To be done => Pictures aside, quote the whole listing exactly.

Extracted data =>
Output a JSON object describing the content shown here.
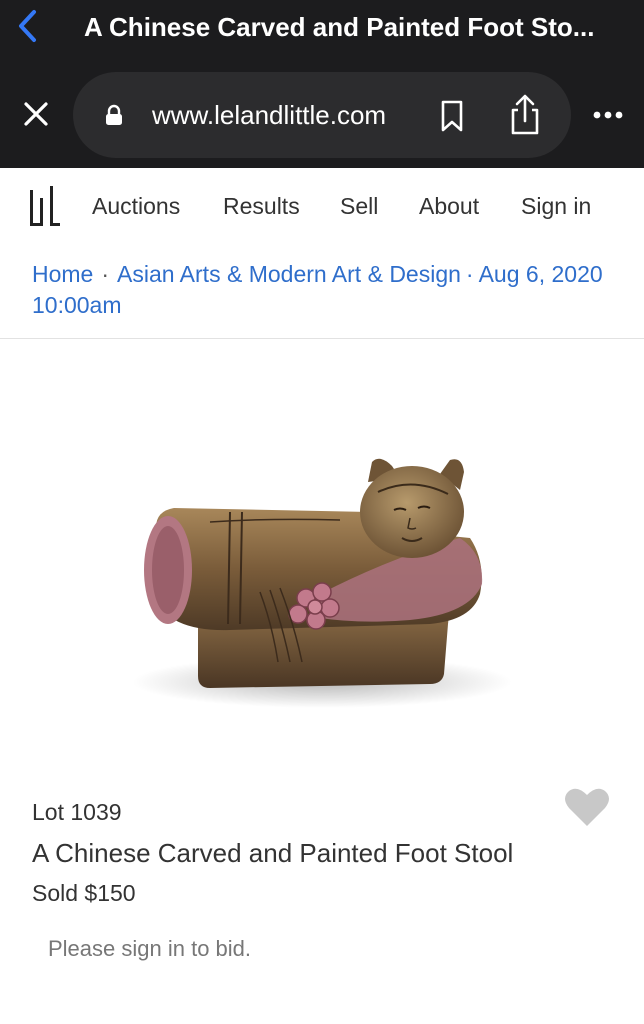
{
  "browser": {
    "title": "A Chinese Carved and Painted Foot Sto...",
    "url": "www.lelandlittle.com"
  },
  "site": {
    "nav": [
      {
        "label": "Auctions"
      },
      {
        "label": "Results"
      },
      {
        "label": "Sell"
      },
      {
        "label": "About"
      },
      {
        "label": "Sign in"
      }
    ]
  },
  "breadcrumb": {
    "home": "Home",
    "sep": "·",
    "sale_title": "Asian Arts & Modern Art & Design",
    "sep2": "·",
    "sale_date": "Aug 6, 2020 10:00am"
  },
  "lot": {
    "number": "Lot 1039",
    "title": "A Chinese Carved and Painted Foot Stool",
    "sold": "Sold $150",
    "note": "Please sign in to bid."
  },
  "colors": {
    "chrome_bg": "#1c1c1e",
    "link": "#2f6ecb",
    "ios_blue": "#3478f6",
    "heart": "#c8c8c8"
  }
}
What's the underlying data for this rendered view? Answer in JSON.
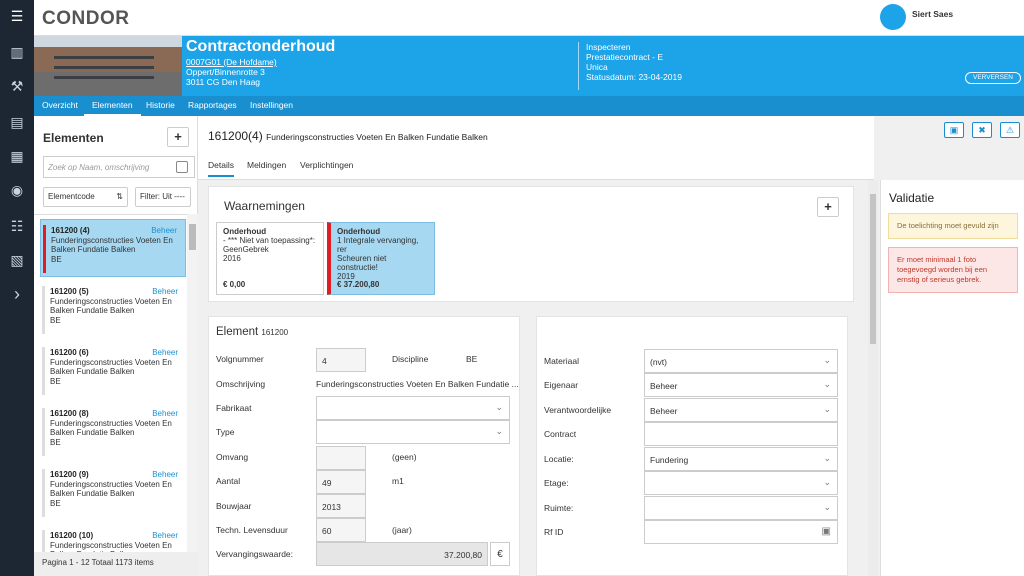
{
  "app": {
    "logo": "CONDOR",
    "user": "Siert Saes"
  },
  "rail": {
    "icons": [
      "menu-icon",
      "building-icon",
      "tools-icon",
      "document-stack-icon",
      "calendar-icon",
      "alarm-icon",
      "checklist-icon",
      "report-icon",
      "chevron-right-icon"
    ]
  },
  "banner": {
    "title": "Contractonderhoud",
    "code": "0007G01 (De Hofdame)",
    "street": "Oppert/Binnenrotte 3",
    "city": "3011 CG Den Haag",
    "info": [
      "Inspecteren",
      "Prestatiecontract - E",
      "Unica",
      "Statusdatum: 23-04-2019"
    ],
    "refresh": "VERVERSEN"
  },
  "tabs": [
    "Overzicht",
    "Elementen",
    "Historie",
    "Rapportages",
    "Instellingen"
  ],
  "left": {
    "title": "Elementen",
    "add": "+",
    "search_placeholder": "Zoek op Naam, omschrijving",
    "sort": "Elementcode",
    "filter": "Filter: Uit ----",
    "pager": "Pagina 1 - 12 Totaal 1173 items",
    "items": [
      {
        "num": "161200 (4)",
        "tag": "Beheer",
        "desc": "Funderingsconstructies Voeten En Balken Fundatie Balken",
        "dis": "BE"
      },
      {
        "num": "161200 (5)",
        "tag": "Beheer",
        "desc": "Funderingsconstructies Voeten En Balken Fundatie Balken",
        "dis": "BE"
      },
      {
        "num": "161200 (6)",
        "tag": "Beheer",
        "desc": "Funderingsconstructies Voeten En Balken Fundatie Balken",
        "dis": "BE"
      },
      {
        "num": "161200 (8)",
        "tag": "Beheer",
        "desc": "Funderingsconstructies Voeten En Balken Fundatie Balken",
        "dis": "BE"
      },
      {
        "num": "161200 (9)",
        "tag": "Beheer",
        "desc": "Funderingsconstructies Voeten En Balken Fundatie Balken",
        "dis": "BE"
      },
      {
        "num": "161200 (10)",
        "tag": "Beheer",
        "desc": "Funderingsconstructies Voeten En Balken Fundatie Balken",
        "dis": "BE"
      }
    ]
  },
  "content": {
    "title": "161200(4)",
    "subtitle": "Funderingsconstructies Voeten En Balken Fundatie Balken",
    "tabs": [
      "Details",
      "Meldingen",
      "Verplichtingen"
    ],
    "obs_title": "Waarnemingen",
    "obs_add": "+",
    "obs": [
      {
        "head": "Onderhoud",
        "l1": "- *** Niet van toepassing*:",
        "l2": "GeenGebrek",
        "l3": "2016",
        "price": "€ 0,00"
      },
      {
        "head": "Onderhoud",
        "l1": "1 Integrale vervanging, rer",
        "l2": "Scheuren niet constructie!",
        "l3": "2019",
        "price": "€ 37.200,80"
      }
    ],
    "el_title": "Element",
    "el_code": "161200",
    "f": {
      "volg": "Volgnummer",
      "volg_v": "4",
      "disc": "Discipline",
      "disc_v": "BE",
      "oms": "Omschrijving",
      "oms_v": "Funderingsconstructies Voeten En Balken Fundatie ...",
      "fab": "Fabrikaat",
      "type": "Type",
      "omvang": "Omvang",
      "omvang_u": "(geen)",
      "aantal": "Aantal",
      "aantal_v": "49",
      "aantal_u": "m1",
      "bouw": "Bouwjaar",
      "bouw_v": "2013",
      "levens": "Techn. Levensduur",
      "levens_v": "60",
      "levens_u": "(jaar)",
      "verv": "Vervangingswaarde:",
      "verv_v": "37.200,80",
      "euro": "€"
    },
    "r": {
      "mat": "Materiaal",
      "mat_v": "(nvt)",
      "eig": "Eigenaar",
      "eig_v": "Beheer",
      "ver": "Verantwoordelijke",
      "ver_v": "Beheer",
      "con": "Contract",
      "loc": "Locatie:",
      "loc_v": "Fundering",
      "eta": "Etage:",
      "rui": "Ruimte:",
      "rf": "Rf ID"
    }
  },
  "validation": {
    "title": "Validatie",
    "warn": "De toelichting moet gevuld zijn",
    "err": "Er moet minimaal 1 foto toegevoegd worden bij een ernstig of serieus gebrek."
  }
}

Output =>
Output a JSON object describing the content shown here.
{
  "browser": {
    "title": "A Chinese Carved and Painted Foot Sto...",
    "url": "www.lelandlittle.com"
  },
  "site": {
    "nav": [
      {
        "label": "Auctions"
      },
      {
        "label": "Results"
      },
      {
        "label": "Sell"
      },
      {
        "label": "About"
      },
      {
        "label": "Sign in"
      }
    ]
  },
  "breadcrumb": {
    "home": "Home",
    "sep": "·",
    "sale_title": "Asian Arts & Modern Art & Design",
    "sep2": "·",
    "sale_date": "Aug 6, 2020 10:00am"
  },
  "lot": {
    "number": "Lot 1039",
    "title": "A Chinese Carved and Painted Foot Stool",
    "sold": "Sold $150",
    "note": "Please sign in to bid."
  },
  "colors": {
    "chrome_bg": "#1c1c1e",
    "link": "#2f6ecb",
    "ios_blue": "#3478f6",
    "heart": "#c8c8c8"
  }
}
What's the underlying data for this rendered view? Answer in JSON.
{
  "app": {
    "logo": "CONDOR",
    "user": "Siert Saes"
  },
  "rail": {
    "icons": [
      "menu-icon",
      "building-icon",
      "tools-icon",
      "document-stack-icon",
      "calendar-icon",
      "alarm-icon",
      "checklist-icon",
      "report-icon",
      "chevron-right-icon"
    ]
  },
  "banner": {
    "title": "Contractonderhoud",
    "code": "0007G01 (De Hofdame)",
    "street": "Oppert/Binnenrotte 3",
    "city": "3011 CG Den Haag",
    "info": [
      "Inspecteren",
      "Prestatiecontract - E",
      "Unica",
      "Statusdatum: 23-04-2019"
    ],
    "refresh": "VERVERSEN"
  },
  "tabs": [
    "Overzicht",
    "Elementen",
    "Historie",
    "Rapportages",
    "Instellingen"
  ],
  "left": {
    "title": "Elementen",
    "add": "+",
    "search_placeholder": "Zoek op Naam, omschrijving",
    "sort": "Elementcode",
    "filter": "Filter: Uit ----",
    "pager": "Pagina 1 - 12 Totaal 1173 items",
    "items": [
      {
        "num": "161200 (4)",
        "tag": "Beheer",
        "desc": "Funderingsconstructies Voeten En Balken Fundatie Balken",
        "dis": "BE"
      },
      {
        "num": "161200 (5)",
        "tag": "Beheer",
        "desc": "Funderingsconstructies Voeten En Balken Fundatie Balken",
        "dis": "BE"
      },
      {
        "num": "161200 (6)",
        "tag": "Beheer",
        "desc": "Funderingsconstructies Voeten En Balken Fundatie Balken",
        "dis": "BE"
      },
      {
        "num": "161200 (8)",
        "tag": "Beheer",
        "desc": "Funderingsconstructies Voeten En Balken Fundatie Balken",
        "dis": "BE"
      },
      {
        "num": "161200 (9)",
        "tag": "Beheer",
        "desc": "Funderingsconstructies Voeten En Balken Fundatie Balken",
        "dis": "BE"
      },
      {
        "num": "161200 (10)",
        "tag": "Beheer",
        "desc": "Funderingsconstructies Voeten En Balken Fundatie Balken",
        "dis": "BE"
      }
    ]
  },
  "content": {
    "title": "161200(4)",
    "subtitle": "Funderingsconstructies Voeten En Balken Fundatie Balken",
    "tabs": [
      "Details",
      "Meldingen",
      "Verplichtingen"
    ],
    "obs_title": "Waarnemingen",
    "obs_add": "+",
    "obs": [
      {
        "head": "Onderhoud",
        "l1": "- *** Niet van toepassing*:",
        "l2": "GeenGebrek",
        "l3": "2016",
        "price": "€ 0,00"
      },
      {
        "head": "Onderhoud",
        "l1": "1 Integrale vervanging, rer",
        "l2": "Scheuren niet constructie!",
        "l3": "2019",
        "price": "€ 37.200,80"
      }
    ],
    "el_title": "Element",
    "el_code": "161200",
    "f": {
      "volg": "Volgnummer",
      "volg_v": "4",
      "disc": "Discipline",
      "disc_v": "BE",
      "oms": "Omschrijving",
      "oms_v": "Funderingsconstructies Voeten En Balken Fundatie ...",
      "fab": "Fabrikaat",
      "type": "Type",
      "omvang": "Omvang",
      "omvang_u": "(geen)",
      "aantal": "Aantal",
      "aantal_v": "49",
      "aantal_u": "m1",
      "bouw": "Bouwjaar",
      "bouw_v": "2013",
      "levens": "Techn. Levensduur",
      "levens_v": "60",
      "levens_u": "(jaar)",
      "verv": "Vervangingswaarde:",
      "verv_v": "37.200,80",
      "euro": "€"
    },
    "r": {
      "mat": "Materiaal",
      "mat_v": "(nvt)",
      "eig": "Eigenaar",
      "eig_v": "Beheer",
      "ver": "Verantwoordelijke",
      "ver_v": "Beheer",
      "con": "Contract",
      "loc": "Locatie:",
      "loc_v": "Fundering",
      "eta": "Etage:",
      "rui": "Ruimte:",
      "rf": "Rf ID"
    }
  },
  "validation": {
    "title": "Validatie",
    "warn": "De toelichting moet gevuld zijn",
    "err": "Er moet minimaal 1 foto toegevoegd worden bij een ernstig of serieus gebrek."
  }
}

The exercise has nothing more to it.